● **STORED ROWS**:
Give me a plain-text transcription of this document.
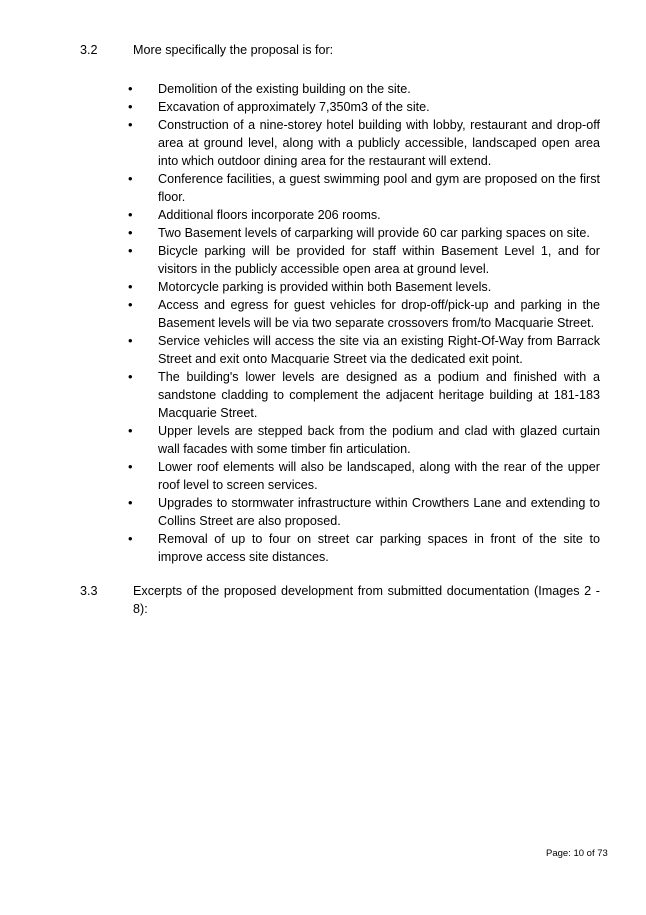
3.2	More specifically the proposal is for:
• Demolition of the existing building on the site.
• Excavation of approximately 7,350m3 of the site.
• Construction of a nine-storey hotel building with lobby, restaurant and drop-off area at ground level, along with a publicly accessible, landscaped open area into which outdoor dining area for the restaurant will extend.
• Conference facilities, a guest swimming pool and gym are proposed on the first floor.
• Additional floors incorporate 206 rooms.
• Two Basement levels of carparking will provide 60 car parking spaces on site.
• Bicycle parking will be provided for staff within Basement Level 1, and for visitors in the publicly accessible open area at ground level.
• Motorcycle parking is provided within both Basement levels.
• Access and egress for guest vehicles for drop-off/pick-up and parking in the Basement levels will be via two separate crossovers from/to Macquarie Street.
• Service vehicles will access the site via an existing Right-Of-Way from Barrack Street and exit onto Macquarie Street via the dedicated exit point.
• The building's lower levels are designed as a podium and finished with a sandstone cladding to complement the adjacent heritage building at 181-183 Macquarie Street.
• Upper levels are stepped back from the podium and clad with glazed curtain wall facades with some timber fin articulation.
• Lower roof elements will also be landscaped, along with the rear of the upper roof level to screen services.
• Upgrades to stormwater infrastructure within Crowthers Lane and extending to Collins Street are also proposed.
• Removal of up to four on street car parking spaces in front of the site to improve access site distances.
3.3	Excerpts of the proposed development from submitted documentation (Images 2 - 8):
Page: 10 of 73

---

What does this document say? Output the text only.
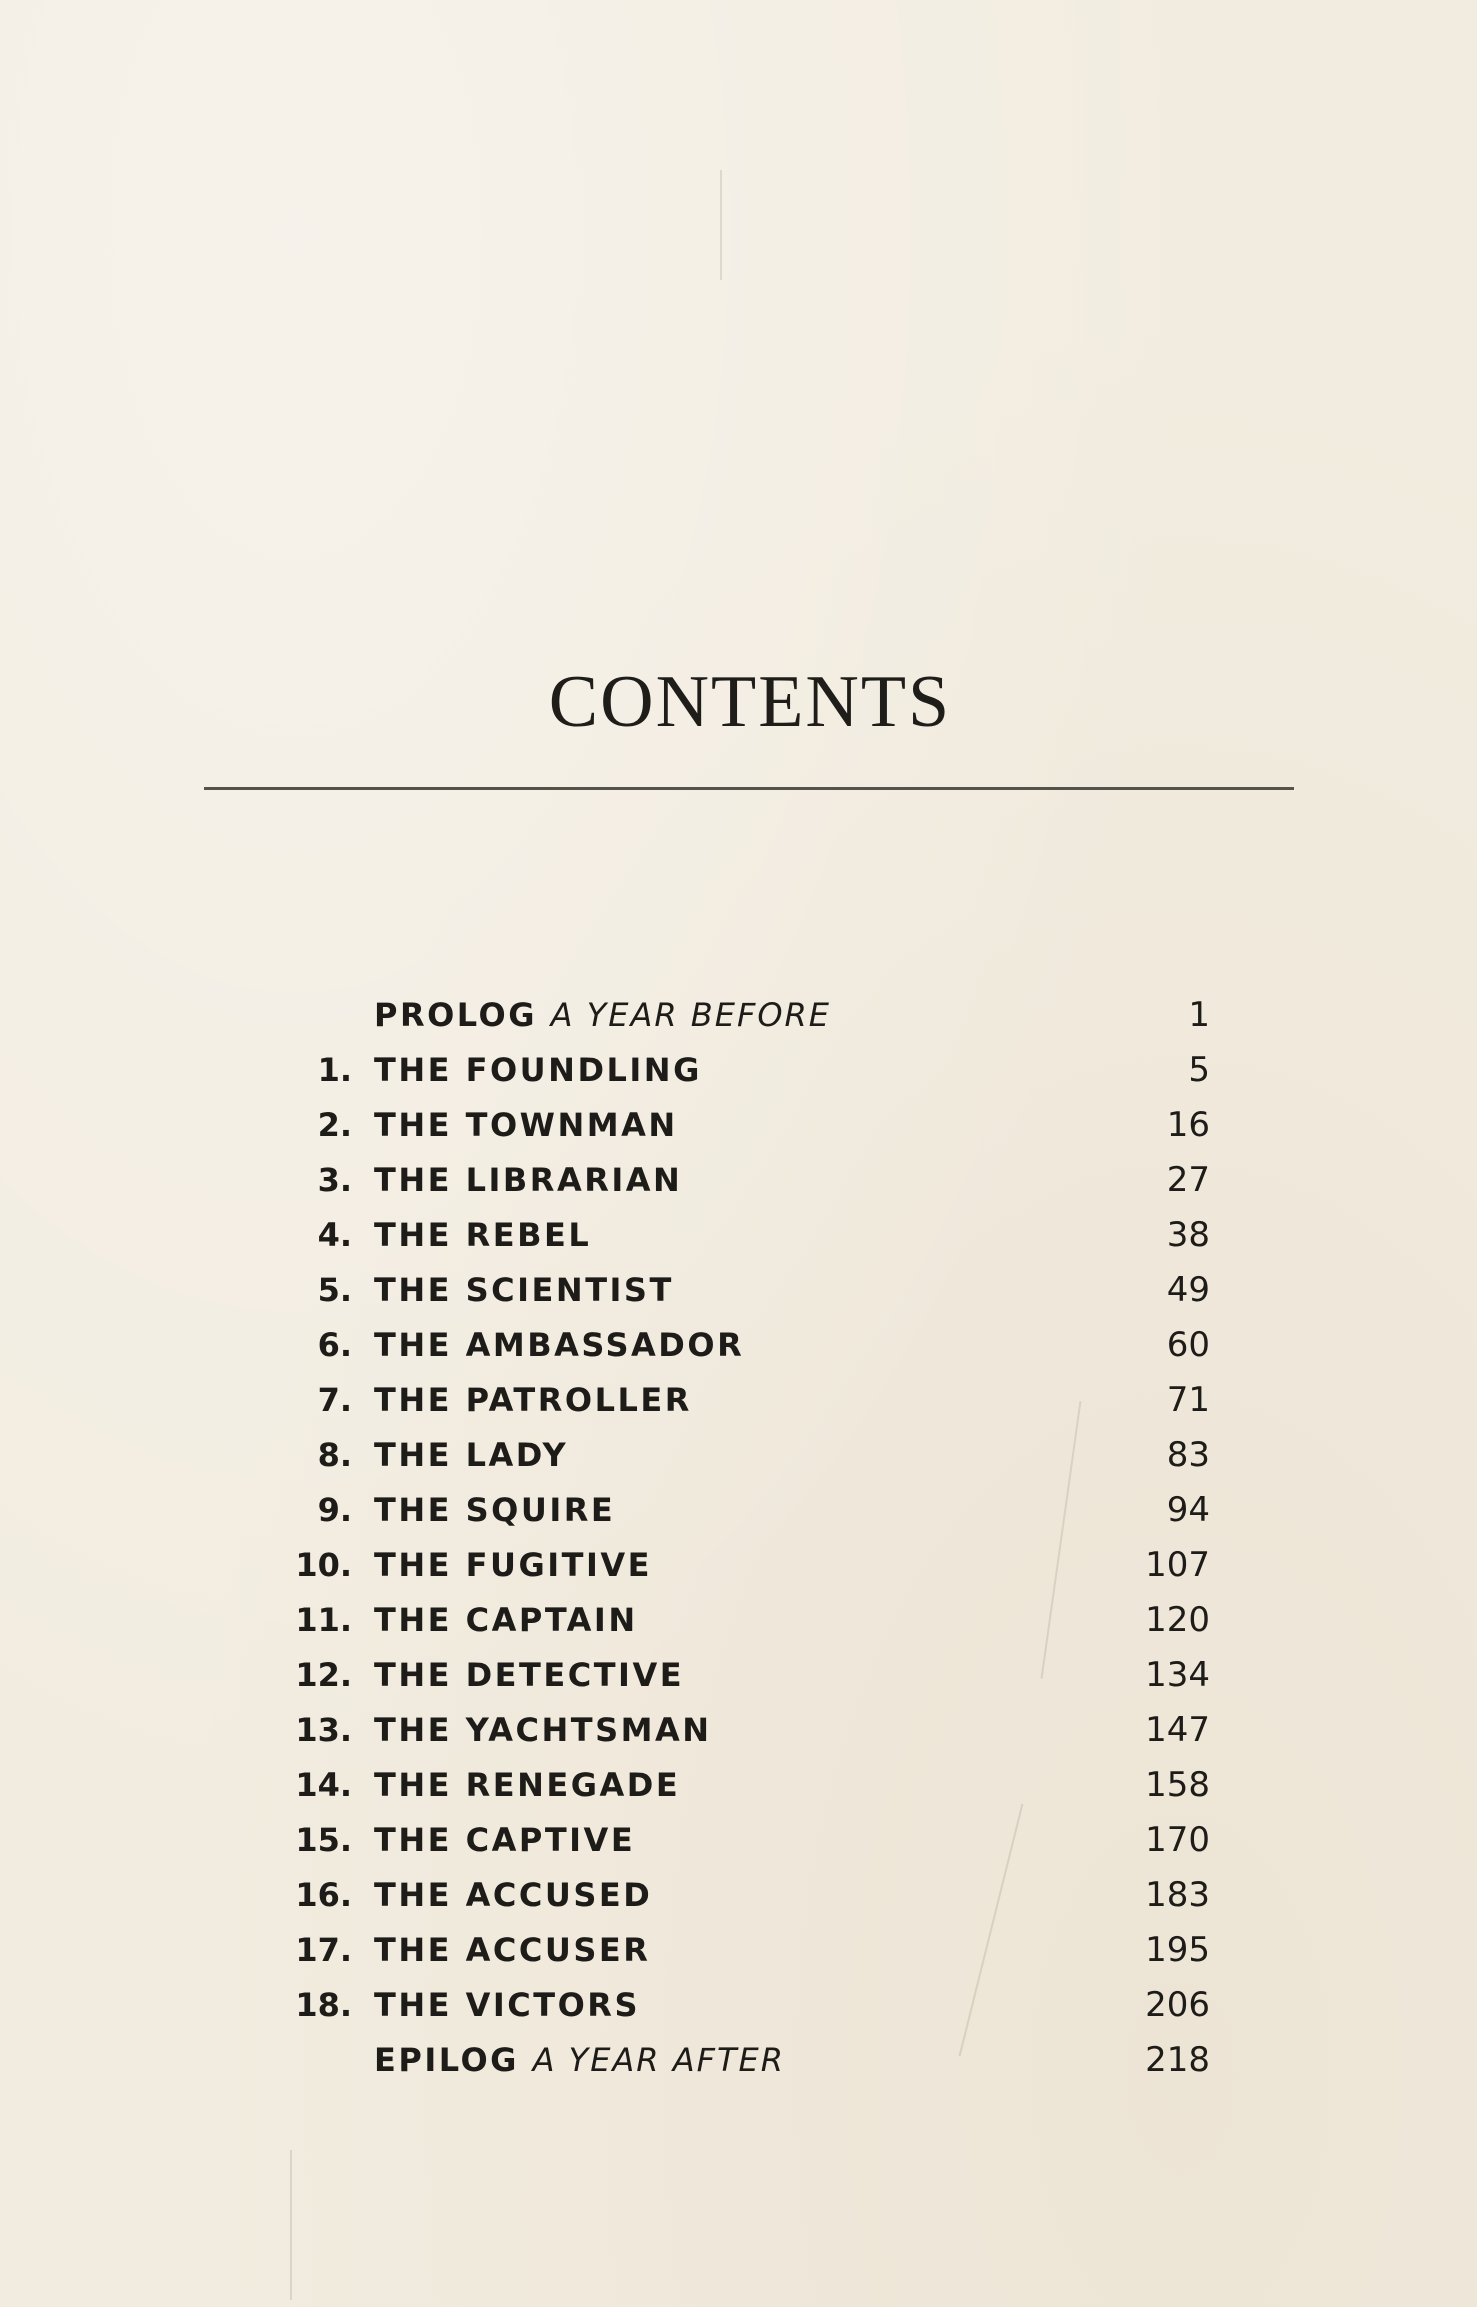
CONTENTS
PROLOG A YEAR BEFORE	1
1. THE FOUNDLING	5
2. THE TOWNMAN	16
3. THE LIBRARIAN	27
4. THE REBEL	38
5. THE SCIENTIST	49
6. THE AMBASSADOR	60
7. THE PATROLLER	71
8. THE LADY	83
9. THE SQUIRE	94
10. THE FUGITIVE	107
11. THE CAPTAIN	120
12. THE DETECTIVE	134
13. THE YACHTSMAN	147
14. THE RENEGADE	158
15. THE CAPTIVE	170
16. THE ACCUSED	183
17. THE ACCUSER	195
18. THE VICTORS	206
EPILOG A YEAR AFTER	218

● **DIRECTIONS**:
Reproduce each line holding the word "guest".

● **TASK RESULT**:
• Conference facilities, a guest swimming pool and gym are proposed on the first floor.
• Access and egress for guest vehicles for drop-off/pick-up and parking in the Basement levels will be via two separate crossovers from/to Macquarie Street.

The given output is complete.